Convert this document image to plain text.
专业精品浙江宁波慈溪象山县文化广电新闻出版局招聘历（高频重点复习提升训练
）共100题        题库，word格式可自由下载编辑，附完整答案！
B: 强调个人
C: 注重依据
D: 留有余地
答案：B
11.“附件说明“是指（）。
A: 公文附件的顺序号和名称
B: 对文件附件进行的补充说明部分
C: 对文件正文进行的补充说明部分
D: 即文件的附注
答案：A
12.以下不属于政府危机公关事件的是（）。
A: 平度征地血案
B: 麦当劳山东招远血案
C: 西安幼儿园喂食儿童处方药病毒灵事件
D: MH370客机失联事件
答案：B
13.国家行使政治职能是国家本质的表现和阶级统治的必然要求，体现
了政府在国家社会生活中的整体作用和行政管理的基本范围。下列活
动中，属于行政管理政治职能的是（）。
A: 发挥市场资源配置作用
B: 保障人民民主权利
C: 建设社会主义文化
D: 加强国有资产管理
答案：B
┄┄┄┄┄┄
- **Request**: Extract the full listing above without altering anything.

- **In response**:
Convert this document image to plain text.
专业精品浙江宁波慈溪象山县文化广电新闻出版局招聘历（高频重点复习提升训练
）共100题        题库，word格式可自由下载编辑，附完整答案！
B: 强调个人
C: 注重依据
D: 留有余地
答案：B
11.“附件说明“是指（）。
A: 公文附件的顺序号和名称
B: 对文件附件进行的补充说明部分
C: 对文件正文进行的补充说明部分
D: 即文件的附注
答案：A
12.以下不属于政府危机公关事件的是（）。
A: 平度征地血案
B: 麦当劳山东招远血案
C: 西安幼儿园喂食儿童处方药病毒灵事件
D: MH370客机失联事件
答案：B
13.国家行使政治职能是国家本质的表现和阶级统治的必然要求，体现
了政府在国家社会生活中的整体作用和行政管理的基本范围。下列活
动中，属于行政管理政治职能的是（）。
A: 发挥市场资源配置作用
B: 保障人民民主权利
C: 建设社会主义文化
D: 加强国有资产管理
答案：B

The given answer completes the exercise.